### Aim of the exercise
Only lines with the word "back" are needed; collect each of them from the listing below.

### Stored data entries
--- --- ---

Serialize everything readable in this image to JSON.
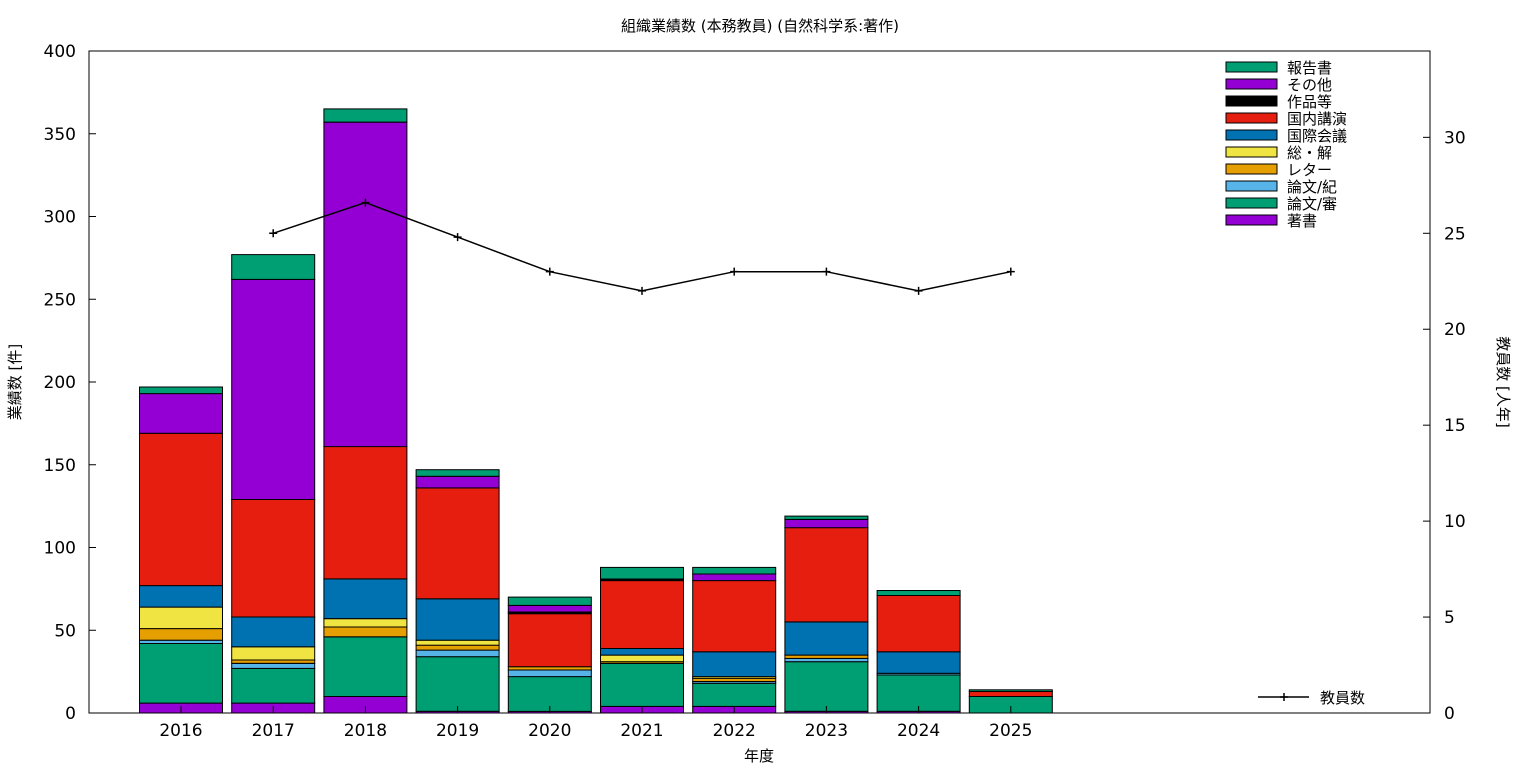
{
  "chart_data": {
    "type": "bar",
    "stacked": true,
    "title": "組織業績数 (本務教員) (自然科学系:著作)",
    "xlabel": "年度",
    "ylabel": "業績数 [件]",
    "y2label": "教員数 [人年]",
    "categories": [
      "2016",
      "2017",
      "2018",
      "2019",
      "2020",
      "2021",
      "2022",
      "2023",
      "2024",
      "2025"
    ],
    "ylim": [
      0,
      400
    ],
    "yticks": [
      0,
      50,
      100,
      150,
      200,
      250,
      300,
      350,
      400
    ],
    "y2lim": [
      0,
      34.5
    ],
    "y2ticks": [
      0,
      5,
      10,
      15,
      20,
      25,
      30
    ],
    "grid": false,
    "legend_position": "top-right",
    "series": [
      {
        "name": "著書",
        "color": "#9400d3",
        "values": [
          6,
          6,
          10,
          1,
          1,
          4,
          4,
          1,
          1,
          0
        ]
      },
      {
        "name": "論文/審",
        "color": "#009e73",
        "values": [
          36,
          21,
          36,
          33,
          21,
          26,
          14,
          30,
          22,
          10
        ]
      },
      {
        "name": "論文/紀",
        "color": "#56b4e9",
        "values": [
          2,
          3,
          0,
          4,
          4,
          0,
          1,
          2,
          1,
          0
        ]
      },
      {
        "name": "レター",
        "color": "#e69f00",
        "values": [
          7,
          2,
          6,
          3,
          2,
          1,
          2,
          2,
          0,
          0
        ]
      },
      {
        "name": "総・解",
        "color": "#f0e442",
        "values": [
          13,
          8,
          5,
          3,
          0,
          4,
          1,
          0,
          0,
          0
        ]
      },
      {
        "name": "国際会議",
        "color": "#0072b2",
        "values": [
          13,
          18,
          24,
          25,
          0,
          4,
          15,
          20,
          13,
          0
        ]
      },
      {
        "name": "国内講演",
        "color": "#e51e10",
        "values": [
          92,
          71,
          80,
          67,
          32,
          41,
          43,
          57,
          34,
          3
        ]
      },
      {
        "name": "作品等",
        "color": "#000000",
        "values": [
          0,
          0,
          0,
          0,
          1,
          1,
          0,
          0,
          0,
          0
        ]
      },
      {
        "name": "その他",
        "color": "#9400d3",
        "values": [
          24,
          133,
          196,
          7,
          4,
          0,
          4,
          5,
          0,
          0
        ]
      },
      {
        "name": "報告書",
        "color": "#009e73",
        "values": [
          4,
          15,
          8,
          4,
          5,
          7,
          4,
          2,
          3,
          1
        ]
      }
    ],
    "line_series": {
      "name": "教員数",
      "color": "#000000",
      "axis": "y2",
      "categories": [
        "2017",
        "2018",
        "2019",
        "2020",
        "2021",
        "2022",
        "2023",
        "2024",
        "2025"
      ],
      "values": [
        25.0,
        26.6,
        24.8,
        23.0,
        22.0,
        23.0,
        23.0,
        22.0,
        23.0
      ]
    }
  }
}
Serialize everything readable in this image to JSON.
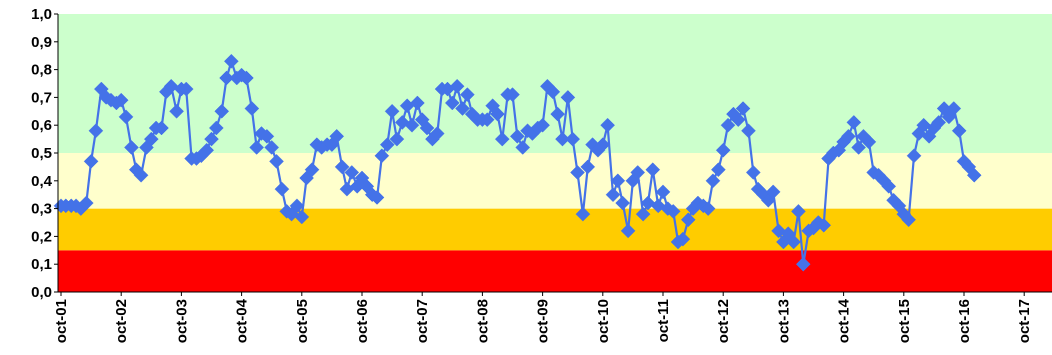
{
  "chart_data": {
    "type": "line",
    "title": "",
    "xlabel": "",
    "ylabel": "",
    "ylim": [
      0,
      1
    ],
    "grid": false,
    "legend": "none",
    "y_ticks": [
      "0,0",
      "0,1",
      "0,2",
      "0,3",
      "0,4",
      "0,5",
      "0,6",
      "0,7",
      "0,8",
      "0,9",
      "1,0"
    ],
    "x_ticks": [
      "oct-01",
      "oct-02",
      "oct-03",
      "oct-04",
      "oct-05",
      "oct-06",
      "oct-07",
      "oct-08",
      "oct-09",
      "oct-10",
      "oct-11",
      "oct-12",
      "oct-13",
      "oct-14",
      "oct-15",
      "oct-16",
      "oct-17"
    ],
    "bands": [
      {
        "from": 0.0,
        "to": 0.15,
        "color": "#ff0000"
      },
      {
        "from": 0.15,
        "to": 0.3,
        "color": "#ffcc00"
      },
      {
        "from": 0.3,
        "to": 0.5,
        "color": "#ffffcc"
      },
      {
        "from": 0.5,
        "to": 1.0,
        "color": "#ccffcc"
      }
    ],
    "series": [
      {
        "color": "#4472e8",
        "marker": "diamond",
        "x_unit": "years since oct-01",
        "points": [
          [
            0.0,
            0.31
          ],
          [
            0.08,
            0.31
          ],
          [
            0.17,
            0.31
          ],
          [
            0.25,
            0.31
          ],
          [
            0.33,
            0.3
          ],
          [
            0.42,
            0.32
          ],
          [
            0.5,
            0.47
          ],
          [
            0.58,
            0.58
          ],
          [
            0.67,
            0.73
          ],
          [
            0.75,
            0.7
          ],
          [
            0.83,
            0.69
          ],
          [
            0.92,
            0.68
          ],
          [
            1.0,
            0.69
          ],
          [
            1.08,
            0.63
          ],
          [
            1.17,
            0.52
          ],
          [
            1.25,
            0.44
          ],
          [
            1.33,
            0.42
          ],
          [
            1.42,
            0.52
          ],
          [
            1.5,
            0.55
          ],
          [
            1.58,
            0.59
          ],
          [
            1.67,
            0.59
          ],
          [
            1.75,
            0.72
          ],
          [
            1.83,
            0.74
          ],
          [
            1.92,
            0.65
          ],
          [
            2.0,
            0.73
          ],
          [
            2.08,
            0.73
          ],
          [
            2.17,
            0.48
          ],
          [
            2.25,
            0.48
          ],
          [
            2.33,
            0.49
          ],
          [
            2.42,
            0.51
          ],
          [
            2.5,
            0.55
          ],
          [
            2.58,
            0.59
          ],
          [
            2.67,
            0.65
          ],
          [
            2.75,
            0.77
          ],
          [
            2.83,
            0.83
          ],
          [
            2.92,
            0.77
          ],
          [
            3.0,
            0.78
          ],
          [
            3.08,
            0.77
          ],
          [
            3.17,
            0.66
          ],
          [
            3.25,
            0.52
          ],
          [
            3.33,
            0.57
          ],
          [
            3.42,
            0.56
          ],
          [
            3.5,
            0.52
          ],
          [
            3.58,
            0.47
          ],
          [
            3.67,
            0.37
          ],
          [
            3.75,
            0.29
          ],
          [
            3.83,
            0.28
          ],
          [
            3.92,
            0.31
          ],
          [
            4.0,
            0.27
          ],
          [
            4.08,
            0.41
          ],
          [
            4.17,
            0.44
          ],
          [
            4.25,
            0.53
          ],
          [
            4.33,
            0.52
          ],
          [
            4.42,
            0.53
          ],
          [
            4.5,
            0.53
          ],
          [
            4.58,
            0.56
          ],
          [
            4.67,
            0.45
          ],
          [
            4.75,
            0.37
          ],
          [
            4.83,
            0.43
          ],
          [
            4.92,
            0.38
          ],
          [
            5.0,
            0.41
          ],
          [
            5.08,
            0.38
          ],
          [
            5.17,
            0.35
          ],
          [
            5.25,
            0.34
          ],
          [
            5.33,
            0.49
          ],
          [
            5.42,
            0.53
          ],
          [
            5.5,
            0.65
          ],
          [
            5.58,
            0.55
          ],
          [
            5.67,
            0.61
          ],
          [
            5.75,
            0.67
          ],
          [
            5.83,
            0.6
          ],
          [
            5.92,
            0.68
          ],
          [
            6.0,
            0.62
          ],
          [
            6.08,
            0.59
          ],
          [
            6.17,
            0.55
          ],
          [
            6.25,
            0.57
          ],
          [
            6.33,
            0.73
          ],
          [
            6.42,
            0.73
          ],
          [
            6.5,
            0.68
          ],
          [
            6.58,
            0.74
          ],
          [
            6.67,
            0.66
          ],
          [
            6.75,
            0.71
          ],
          [
            6.83,
            0.64
          ],
          [
            6.92,
            0.62
          ],
          [
            7.0,
            0.62
          ],
          [
            7.08,
            0.62
          ],
          [
            7.17,
            0.67
          ],
          [
            7.25,
            0.64
          ],
          [
            7.33,
            0.55
          ],
          [
            7.42,
            0.71
          ],
          [
            7.5,
            0.71
          ],
          [
            7.58,
            0.56
          ],
          [
            7.67,
            0.52
          ],
          [
            7.75,
            0.58
          ],
          [
            7.83,
            0.57
          ],
          [
            7.92,
            0.59
          ],
          [
            8.0,
            0.6
          ],
          [
            8.08,
            0.74
          ],
          [
            8.17,
            0.72
          ],
          [
            8.25,
            0.64
          ],
          [
            8.33,
            0.55
          ],
          [
            8.42,
            0.7
          ],
          [
            8.5,
            0.55
          ],
          [
            8.58,
            0.43
          ],
          [
            8.67,
            0.28
          ],
          [
            8.75,
            0.45
          ],
          [
            8.83,
            0.53
          ],
          [
            8.92,
            0.51
          ],
          [
            9.0,
            0.53
          ],
          [
            9.08,
            0.6
          ],
          [
            9.17,
            0.35
          ],
          [
            9.25,
            0.4
          ],
          [
            9.33,
            0.32
          ],
          [
            9.42,
            0.22
          ],
          [
            9.5,
            0.4
          ],
          [
            9.58,
            0.43
          ],
          [
            9.67,
            0.28
          ],
          [
            9.75,
            0.32
          ],
          [
            9.83,
            0.44
          ],
          [
            9.92,
            0.31
          ],
          [
            10.0,
            0.36
          ],
          [
            10.08,
            0.3
          ],
          [
            10.17,
            0.29
          ],
          [
            10.25,
            0.18
          ],
          [
            10.33,
            0.19
          ],
          [
            10.42,
            0.26
          ],
          [
            10.5,
            0.3
          ],
          [
            10.58,
            0.32
          ],
          [
            10.67,
            0.31
          ],
          [
            10.75,
            0.3
          ],
          [
            10.83,
            0.4
          ],
          [
            10.92,
            0.44
          ],
          [
            11.0,
            0.51
          ],
          [
            11.08,
            0.6
          ],
          [
            11.17,
            0.64
          ],
          [
            11.25,
            0.62
          ],
          [
            11.33,
            0.66
          ],
          [
            11.42,
            0.58
          ],
          [
            11.5,
            0.43
          ],
          [
            11.58,
            0.37
          ],
          [
            11.67,
            0.35
          ],
          [
            11.75,
            0.33
          ],
          [
            11.83,
            0.36
          ],
          [
            11.92,
            0.22
          ],
          [
            12.0,
            0.18
          ],
          [
            12.08,
            0.21
          ],
          [
            12.17,
            0.18
          ],
          [
            12.25,
            0.29
          ],
          [
            12.33,
            0.1
          ],
          [
            12.42,
            0.22
          ],
          [
            12.5,
            0.23
          ],
          [
            12.58,
            0.25
          ],
          [
            12.67,
            0.24
          ],
          [
            12.75,
            0.48
          ],
          [
            12.83,
            0.5
          ],
          [
            12.92,
            0.51
          ],
          [
            13.0,
            0.54
          ],
          [
            13.08,
            0.56
          ],
          [
            13.17,
            0.61
          ],
          [
            13.25,
            0.52
          ],
          [
            13.33,
            0.56
          ],
          [
            13.42,
            0.54
          ],
          [
            13.5,
            0.43
          ],
          [
            13.58,
            0.42
          ],
          [
            13.67,
            0.4
          ],
          [
            13.75,
            0.38
          ],
          [
            13.83,
            0.33
          ],
          [
            13.92,
            0.31
          ],
          [
            14.0,
            0.28
          ],
          [
            14.08,
            0.26
          ],
          [
            14.17,
            0.49
          ],
          [
            14.25,
            0.57
          ],
          [
            14.33,
            0.6
          ],
          [
            14.42,
            0.56
          ],
          [
            14.5,
            0.59
          ],
          [
            14.58,
            0.61
          ],
          [
            14.67,
            0.66
          ],
          [
            14.75,
            0.63
          ],
          [
            14.83,
            0.66
          ],
          [
            14.92,
            0.58
          ],
          [
            15.0,
            0.47
          ],
          [
            15.08,
            0.45
          ],
          [
            15.17,
            0.42
          ]
        ]
      }
    ]
  }
}
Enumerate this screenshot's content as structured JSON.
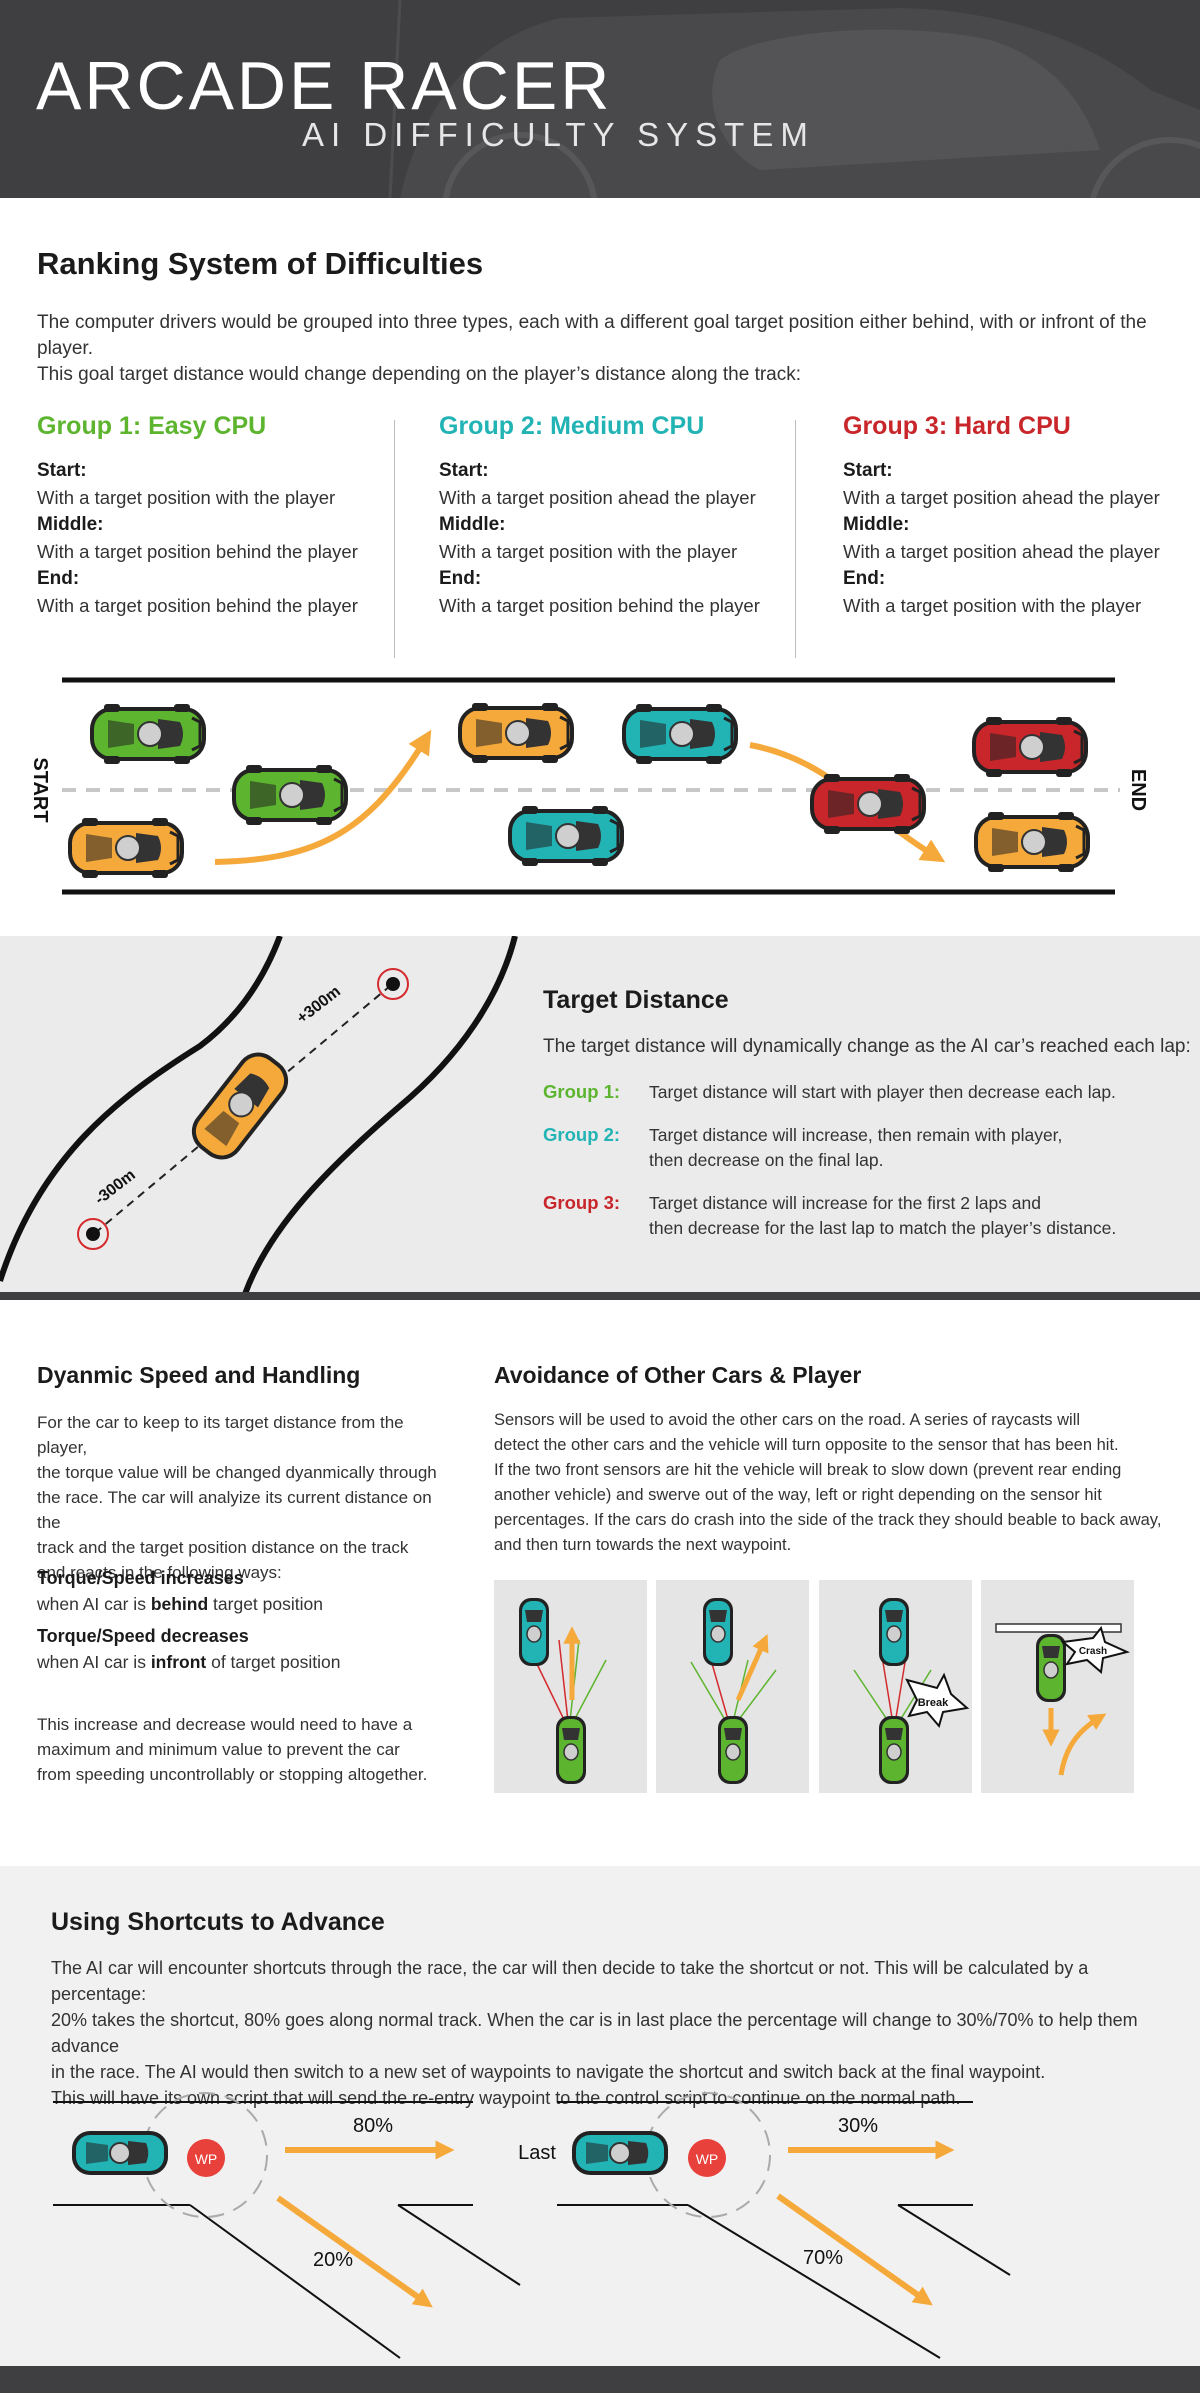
{
  "header": {
    "title": "ARCADE RACER",
    "subtitle": "AI DIFFICULTY SYSTEM"
  },
  "ranking": {
    "title": "Ranking System of Difficulties",
    "intro_line1": "The computer drivers would be grouped into three types, each with a different goal target position either behind, with or infront of the player.",
    "intro_line2": "This goal target distance would change depending on the player’s distance along the track:",
    "groups": [
      {
        "title": "Group 1: Easy CPU",
        "color": "#5db52f",
        "start_label": "Start:",
        "start": "With a target position with the player",
        "middle_label": "Middle:",
        "middle": "With a target position behind the player",
        "end_label": "End:",
        "end": "With a target position behind the player"
      },
      {
        "title": "Group 2: Medium CPU",
        "color": "#22b3b5",
        "start_label": "Start:",
        "start": "With a target position ahead the player",
        "middle_label": "Middle:",
        "middle": "With a target position with the player",
        "end_label": "End:",
        "end": "With a target position behind the player"
      },
      {
        "title": "Group 3: Hard CPU",
        "color": "#c8262a",
        "start_label": "Start:",
        "start": "With a target position ahead the player",
        "middle_label": "Middle:",
        "middle": "With a target position ahead the player",
        "end_label": "End:",
        "end": "With a target position with the player"
      }
    ],
    "track_start": "START",
    "track_end": "END"
  },
  "target_distance": {
    "title": "Target Distance",
    "intro": "The target distance will dynamically change as the AI car’s reached each lap:",
    "plus_label": "+300m",
    "minus_label": "-300m",
    "rows": [
      {
        "label": "Group 1:",
        "line1": "Target distance will start with player then decrease each lap.",
        "line2": ""
      },
      {
        "label": "Group 2:",
        "line1": "Target distance will increase, then remain with player,",
        "line2": "then decrease on the final lap."
      },
      {
        "label": "Group 3:",
        "line1": "Target distance will increase for the first 2 laps and",
        "line2": "then decrease for the last lap to match the player’s distance."
      }
    ]
  },
  "dynamic": {
    "title": "Dyanmic Speed and Handling",
    "para": [
      "For the car to keep to its target distance from the player,",
      "the torque value will be changed dyanmically through",
      "the race. The car will analyize its current distance on the",
      "track and the target position distance on the track",
      "and reacts in the following ways:"
    ],
    "inc_title": "Torque/Speed increases",
    "inc_pre": "when AI car is ",
    "inc_bold": "behind",
    "inc_post": " target position",
    "dec_title": "Torque/Speed decreases",
    "dec_pre": "when AI car is ",
    "dec_bold": "infront",
    "dec_post": " of target position",
    "end_para": [
      "This increase and decrease would need to have a",
      "maximum and minimum value to prevent the car",
      "from speeding uncontrollably or stopping altogether."
    ]
  },
  "avoidance": {
    "title": "Avoidance of Other Cars & Player",
    "para": [
      "Sensors will be used to avoid the other cars on the road. A series of raycasts will",
      "detect the other cars and the vehicle will turn opposite to the sensor that has been hit.",
      "If the two front sensors are hit the vehicle will break to slow down (prevent rear ending",
      "another vehicle) and swerve out of the way, left or right depending on the sensor hit",
      "percentages. If the cars do crash into the side of the track they should beable to back away,",
      "and then turn towards the next waypoint."
    ],
    "break_label": "Break",
    "crash_label": "Crash"
  },
  "shortcuts": {
    "title": "Using Shortcuts to Advance",
    "para": [
      "The AI car will encounter shortcuts through the race, the car will then decide to take the shortcut or not. This will be calculated by a percentage:",
      "20% takes the shortcut, 80% goes along normal track. When the car is in last place the percentage will change to 30%/70% to help them advance",
      "in the race. The AI would then switch to a new set of waypoints to navigate the shortcut and switch back at the final waypoint.",
      "This will have its own script that will send the re-entry waypoint to the control script to continue on the normal path."
    ],
    "wp_label": "WP",
    "diagram1_main": "80%",
    "diagram1_short": "20%",
    "diagram2_prefix": "Last",
    "diagram2_main": "30%",
    "diagram2_short": "70%"
  },
  "colors": {
    "header_bg": "#3f3f41",
    "green": "#5db52f",
    "teal": "#22b3b5",
    "red": "#c8262a",
    "orange": "#f6a93b",
    "panel_bg": "#ebebeb"
  }
}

--- --- ---

### The solution
      "percentages. If the cars do crash into the side of the track they should beable to back away,",
      "in the race. The AI would then switch to a new set of waypoints to navigate the shortcut and switch back at the final waypoint.",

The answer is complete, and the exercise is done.